* _DO THIS_
Could you write out every entry exactly as it stands?

++++ SUPPLIED DATA

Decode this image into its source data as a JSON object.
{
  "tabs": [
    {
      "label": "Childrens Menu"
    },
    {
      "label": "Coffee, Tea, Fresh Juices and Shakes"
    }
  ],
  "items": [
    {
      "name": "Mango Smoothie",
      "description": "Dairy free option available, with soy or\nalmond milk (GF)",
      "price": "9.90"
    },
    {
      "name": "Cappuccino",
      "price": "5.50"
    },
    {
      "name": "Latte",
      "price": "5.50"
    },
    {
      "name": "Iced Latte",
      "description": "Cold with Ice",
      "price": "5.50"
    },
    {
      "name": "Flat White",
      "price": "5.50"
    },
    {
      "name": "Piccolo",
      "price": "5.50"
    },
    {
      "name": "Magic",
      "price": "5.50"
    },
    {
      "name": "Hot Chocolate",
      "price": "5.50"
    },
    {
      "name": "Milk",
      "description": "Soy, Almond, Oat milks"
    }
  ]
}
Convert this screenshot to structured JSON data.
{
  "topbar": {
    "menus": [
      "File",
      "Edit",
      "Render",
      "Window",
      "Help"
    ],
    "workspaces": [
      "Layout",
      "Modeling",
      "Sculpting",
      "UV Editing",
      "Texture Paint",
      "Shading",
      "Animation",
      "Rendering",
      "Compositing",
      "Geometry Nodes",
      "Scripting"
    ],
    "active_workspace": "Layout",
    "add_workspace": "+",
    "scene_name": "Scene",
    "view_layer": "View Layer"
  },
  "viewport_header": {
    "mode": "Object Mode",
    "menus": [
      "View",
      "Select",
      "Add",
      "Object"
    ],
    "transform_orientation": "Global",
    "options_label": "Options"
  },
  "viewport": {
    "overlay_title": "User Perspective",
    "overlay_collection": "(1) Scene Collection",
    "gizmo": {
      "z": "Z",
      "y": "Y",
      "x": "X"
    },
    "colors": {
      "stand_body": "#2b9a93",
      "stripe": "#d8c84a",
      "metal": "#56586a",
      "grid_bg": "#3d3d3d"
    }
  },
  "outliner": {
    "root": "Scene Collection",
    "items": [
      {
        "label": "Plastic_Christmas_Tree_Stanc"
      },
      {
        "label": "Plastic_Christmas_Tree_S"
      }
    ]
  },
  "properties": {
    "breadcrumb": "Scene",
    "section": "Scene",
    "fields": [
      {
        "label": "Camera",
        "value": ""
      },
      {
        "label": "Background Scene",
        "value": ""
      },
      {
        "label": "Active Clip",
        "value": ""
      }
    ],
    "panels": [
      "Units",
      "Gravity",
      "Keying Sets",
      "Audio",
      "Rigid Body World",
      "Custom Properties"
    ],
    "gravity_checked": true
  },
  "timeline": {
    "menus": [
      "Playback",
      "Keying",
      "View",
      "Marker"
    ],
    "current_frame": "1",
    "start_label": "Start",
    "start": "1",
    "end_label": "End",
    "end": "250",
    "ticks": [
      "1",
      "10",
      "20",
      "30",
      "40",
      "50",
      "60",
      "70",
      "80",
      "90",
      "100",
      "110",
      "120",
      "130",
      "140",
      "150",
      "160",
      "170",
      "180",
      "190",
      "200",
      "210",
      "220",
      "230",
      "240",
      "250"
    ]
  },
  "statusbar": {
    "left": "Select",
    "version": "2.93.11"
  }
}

++++++++

* _COMPLETE RESPONSE_
Decode this image into its source data as a JSON object.
{
  "tabs": [
    {
      "label": "Childrens Menu"
    },
    {
      "label": "Coffee, Tea, Fresh Juices and Shakes"
    }
  ],
  "items": [
    {
      "name": "Mango Smoothie",
      "description": "Dairy free option available, with soy or\nalmond milk (GF)",
      "price": "9.90"
    },
    {
      "name": "Cappuccino",
      "price": "5.50"
    },
    {
      "name": "Latte",
      "price": "5.50"
    },
    {
      "name": "Iced Latte",
      "description": "Cold with Ice",
      "price": "5.50"
    },
    {
      "name": "Flat White",
      "price": "5.50"
    },
    {
      "name": "Piccolo",
      "price": "5.50"
    },
    {
      "name": "Magic",
      "price": "5.50"
    },
    {
      "name": "Hot Chocolate",
      "price": "5.50"
    },
    {
      "name": "Milk",
      "description": "Soy, Almond, Oat milks"
    }
  ]
}
Convert this screenshot to structured JSON data.
{
  "topbar": {
    "menus": [
      "File",
      "Edit",
      "Render",
      "Window",
      "Help"
    ],
    "workspaces": [
      "Layout",
      "Modeling",
      "Sculpting",
      "UV Editing",
      "Texture Paint",
      "Shading",
      "Animation",
      "Rendering",
      "Compositing",
      "Geometry Nodes",
      "Scripting"
    ],
    "active_workspace": "Layout",
    "add_workspace": "+",
    "scene_name": "Scene",
    "view_layer": "View Layer"
  },
  "viewport_header": {
    "mode": "Object Mode",
    "menus": [
      "View",
      "Select",
      "Add",
      "Object"
    ],
    "transform_orientation": "Global",
    "options_label": "Options"
  },
  "viewport": {
    "overlay_title": "User Perspective",
    "overlay_collection": "(1) Scene Collection",
    "gizmo": {
      "z": "Z",
      "y": "Y",
      "x": "X"
    },
    "colors": {
      "stand_body": "#2b9a93",
      "stripe": "#d8c84a",
      "metal": "#56586a",
      "grid_bg": "#3d3d3d"
    }
  },
  "outliner": {
    "root": "Scene Collection",
    "items": [
      {
        "label": "Plastic_Christmas_Tree_Stanc"
      },
      {
        "label": "Plastic_Christmas_Tree_S"
      }
    ]
  },
  "properties": {
    "breadcrumb": "Scene",
    "section": "Scene",
    "fields": [
      {
        "label": "Camera",
        "value": ""
      },
      {
        "label": "Background Scene",
        "value": ""
      },
      {
        "label": "Active Clip",
        "value": ""
      }
    ],
    "panels": [
      "Units",
      "Gravity",
      "Keying Sets",
      "Audio",
      "Rigid Body World",
      "Custom Properties"
    ],
    "gravity_checked": true
  },
  "timeline": {
    "menus": [
      "Playback",
      "Keying",
      "View",
      "Marker"
    ],
    "current_frame": "1",
    "start_label": "Start",
    "start": "1",
    "end_label": "End",
    "end": "250",
    "ticks": [
      "1",
      "10",
      "20",
      "30",
      "40",
      "50",
      "60",
      "70",
      "80",
      "90",
      "100",
      "110",
      "120",
      "130",
      "140",
      "150",
      "160",
      "170",
      "180",
      "190",
      "200",
      "210",
      "220",
      "230",
      "240",
      "250"
    ]
  },
  "statusbar": {
    "left": "Select",
    "version": "2.93.11"
  }
}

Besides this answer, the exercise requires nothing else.